## YOUR INSTRUCTIONS
Copy out each line that has "блуждающего" in it.
BEGIN SOURCE MATERIAL
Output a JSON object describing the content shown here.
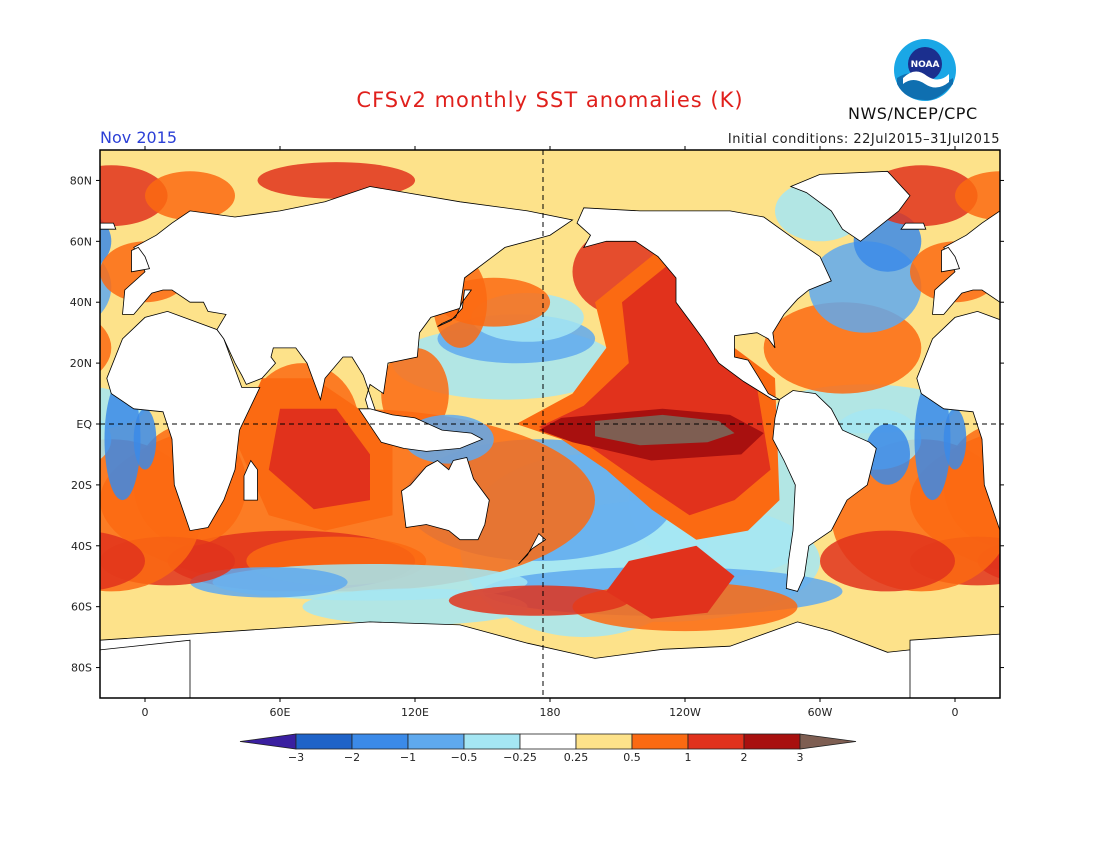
{
  "header": {
    "title": "CFSv2 monthly SST anomalies (K)",
    "month": "Nov 2015",
    "initial_conditions": "Initial conditions: 22Jul2015–31Jul2015",
    "agency": "NWS/NCEP/CPC",
    "logo_text": "NOAA"
  },
  "map": {
    "projection": "equirectangular",
    "lon_range": [
      -20,
      380
    ],
    "lat_range": [
      -90,
      90
    ],
    "lat_ticks": [
      {
        "lat": 80,
        "label": "80N"
      },
      {
        "lat": 60,
        "label": "60N"
      },
      {
        "lat": 40,
        "label": "40N"
      },
      {
        "lat": 20,
        "label": "20N"
      },
      {
        "lat": 0,
        "label": "EQ"
      },
      {
        "lat": -20,
        "label": "20S"
      },
      {
        "lat": -40,
        "label": "40S"
      },
      {
        "lat": -60,
        "label": "60S"
      },
      {
        "lat": -80,
        "label": "80S"
      }
    ],
    "lon_ticks": [
      {
        "lon": 0,
        "label": "0"
      },
      {
        "lon": 60,
        "label": "60E"
      },
      {
        "lon": 120,
        "label": "120E"
      },
      {
        "lon": 180,
        "label": "180"
      },
      {
        "lon": 240,
        "label": "120W"
      },
      {
        "lon": 300,
        "label": "60W"
      },
      {
        "lon": 360,
        "label": "0"
      }
    ],
    "reference_lines": {
      "equator": true,
      "dateline": true
    },
    "colors": {
      "land": "#ffffff",
      "coast": "#000000",
      "ocean_default": "#fde28a"
    }
  },
  "colorbar": {
    "levels": [
      "-3",
      "-2",
      "-1",
      "-0.5",
      "-0.25",
      "0.25",
      "0.5",
      "1",
      "2",
      "3"
    ],
    "colors": [
      "#3a1fa0",
      "#1f63c8",
      "#3b8ae8",
      "#5fa9ee",
      "#a5e6f3",
      "#ffffff",
      "#fde28a",
      "#fb6a12",
      "#e1321c",
      "#a8100f",
      "#7e5e52"
    ]
  }
}
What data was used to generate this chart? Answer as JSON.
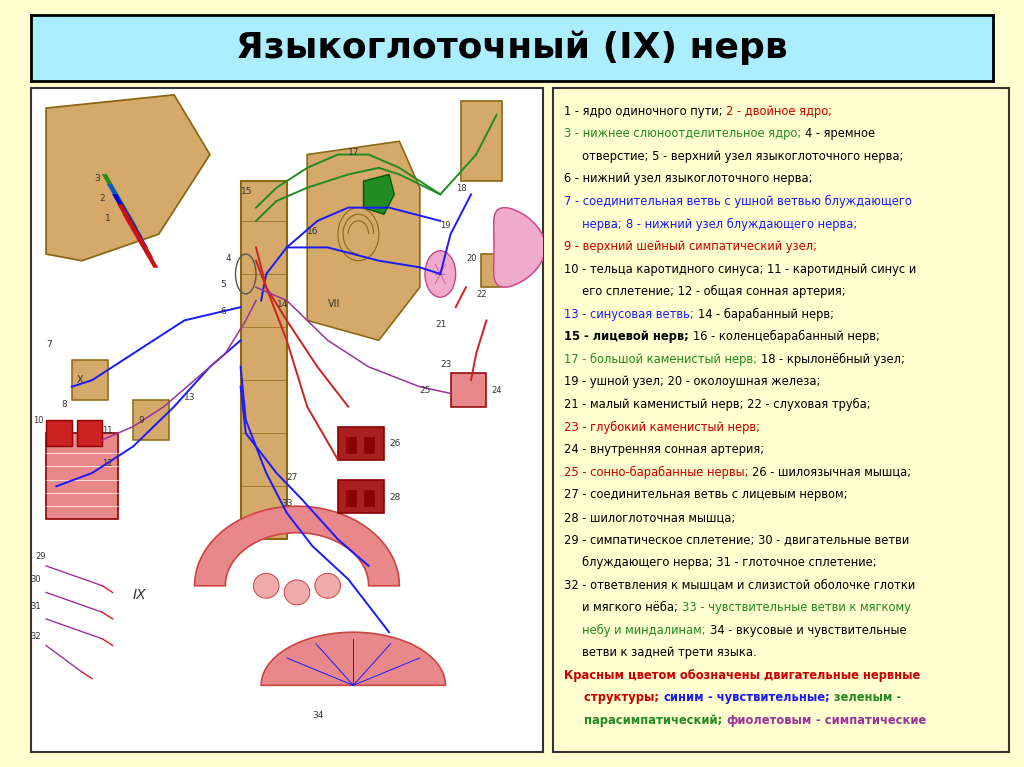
{
  "title": "Языкоглоточный (IX) нерв",
  "title_fontsize": 26,
  "title_color": "#000000",
  "title_bg": "#aaeeff",
  "slide_bg": "#ffffd0",
  "right_box_bg": "#ffffd0",
  "legend_lines": [
    [
      {
        "text": "1 - ядро одиночного пути; ",
        "color": "#000000",
        "bold": false
      },
      {
        "text": "2 - двойное ядро;",
        "color": "#cc0000",
        "bold": false
      }
    ],
    [
      {
        "text": "3 - нижнее слюноотделительное ядро; ",
        "color": "#228B22",
        "bold": false
      },
      {
        "text": "4 - яремное",
        "color": "#000000",
        "bold": false
      }
    ],
    [
      {
        "text": "     отверстие; 5 - верхний узел языкоглоточного нерва;",
        "color": "#000000",
        "bold": false
      }
    ],
    [
      {
        "text": "6 - нижний узел языкоглоточного нерва;",
        "color": "#000000",
        "bold": false
      }
    ],
    [
      {
        "text": "7 - соединительная ветвь с ушной ветвью блуждающего",
        "color": "#1a1aff",
        "bold": false
      }
    ],
    [
      {
        "text": "     нерва; ",
        "color": "#1a1aff",
        "bold": false
      },
      {
        "text": "8 - нижний узел блуждающего нерва;",
        "color": "#1a1aff",
        "bold": false
      }
    ],
    [
      {
        "text": "9 - верхний шейный симпатический узел;",
        "color": "#cc0000",
        "bold": false
      }
    ],
    [
      {
        "text": "10 - тельца каротидного синуса; 11 - каротидный синус и",
        "color": "#000000",
        "bold": false
      }
    ],
    [
      {
        "text": "     его сплетение; 12 - общая сонная артерия;",
        "color": "#000000",
        "bold": false
      }
    ],
    [
      {
        "text": "13 - синусовая ветвь; ",
        "color": "#1a1aff",
        "bold": false
      },
      {
        "text": "14 - барабанный нерв;",
        "color": "#000000",
        "bold": false
      }
    ],
    [
      {
        "text": "15 - лицевой нерв; ",
        "color": "#000000",
        "bold": true
      },
      {
        "text": "16 - коленцебарабанный нерв;",
        "color": "#000000",
        "bold": false
      }
    ],
    [
      {
        "text": "17 - большой каменистый нерв; ",
        "color": "#228B22",
        "bold": false
      },
      {
        "text": "18 - крылонёбный узел;",
        "color": "#000000",
        "bold": false
      }
    ],
    [
      {
        "text": "19 - ушной узел; 20 - околоушная железа;",
        "color": "#000000",
        "bold": false
      }
    ],
    [
      {
        "text": "21 - малый каменистый нерв; 22 - слуховая труба;",
        "color": "#000000",
        "bold": false
      }
    ],
    [
      {
        "text": "23 - глубокий каменистый нерв;",
        "color": "#cc0000",
        "bold": false
      }
    ],
    [
      {
        "text": "24 - внутренняя сонная артерия;",
        "color": "#000000",
        "bold": false
      }
    ],
    [
      {
        "text": "25 - сонно-барабанные нервы; ",
        "color": "#cc0000",
        "bold": false
      },
      {
        "text": "26 - шилоязычная мышца;",
        "color": "#000000",
        "bold": false
      }
    ],
    [
      {
        "text": "27 - соединительная ветвь с лицевым нервом;",
        "color": "#000000",
        "bold": false
      }
    ],
    [
      {
        "text": "28 - шилоглоточная мышца;",
        "color": "#000000",
        "bold": false
      }
    ],
    [
      {
        "text": "29 - симпатическое сплетение; 30 - двигательные ветви",
        "color": "#000000",
        "bold": false
      }
    ],
    [
      {
        "text": "     блуждающего нерва; 31 - глоточное сплетение;",
        "color": "#000000",
        "bold": false
      }
    ],
    [
      {
        "text": "32 - ответвления к мышцам и слизистой оболочке глотки",
        "color": "#000000",
        "bold": false
      }
    ],
    [
      {
        "text": "     и мягкого нёба; ",
        "color": "#000000",
        "bold": false
      },
      {
        "text": "33 - чувствительные ветви к мягкому",
        "color": "#228B22",
        "bold": false
      }
    ],
    [
      {
        "text": "     небу и миндалинам; ",
        "color": "#228B22",
        "bold": false
      },
      {
        "text": "34 - вкусовые и чувствительные",
        "color": "#000000",
        "bold": false
      }
    ],
    [
      {
        "text": "     ветви к задней трети языка.",
        "color": "#000000",
        "bold": false
      }
    ],
    [
      {
        "text": "Красным цветом обозначены двигательные нервные",
        "color": "#cc0000",
        "bold": true
      }
    ],
    [
      {
        "text": "     структуры; ",
        "color": "#cc0000",
        "bold": true
      },
      {
        "text": "синим",
        "color": "#1a1aff",
        "bold": true
      },
      {
        "text": " - чувствительные; ",
        "color": "#1a1aff",
        "bold": true
      },
      {
        "text": "зеленым -",
        "color": "#228B22",
        "bold": true
      }
    ],
    [
      {
        "text": "     парасимпатический; ",
        "color": "#228B22",
        "bold": true
      },
      {
        "text": "фиолетовым",
        "color": "#993399",
        "bold": true
      },
      {
        "text": " - симпатические",
        "color": "#993399",
        "bold": true
      }
    ]
  ]
}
END SOURCE MATERIAL
## SOLUTION FOR THIS PROBLEM
        "text": "7 - соединительная ветвь с ушной ветвью блуждающего",
        "text": "8 - нижний узел блуждающего нерва;",
        "text": "     блуждающего нерва; 31 - глоточное сплетение;",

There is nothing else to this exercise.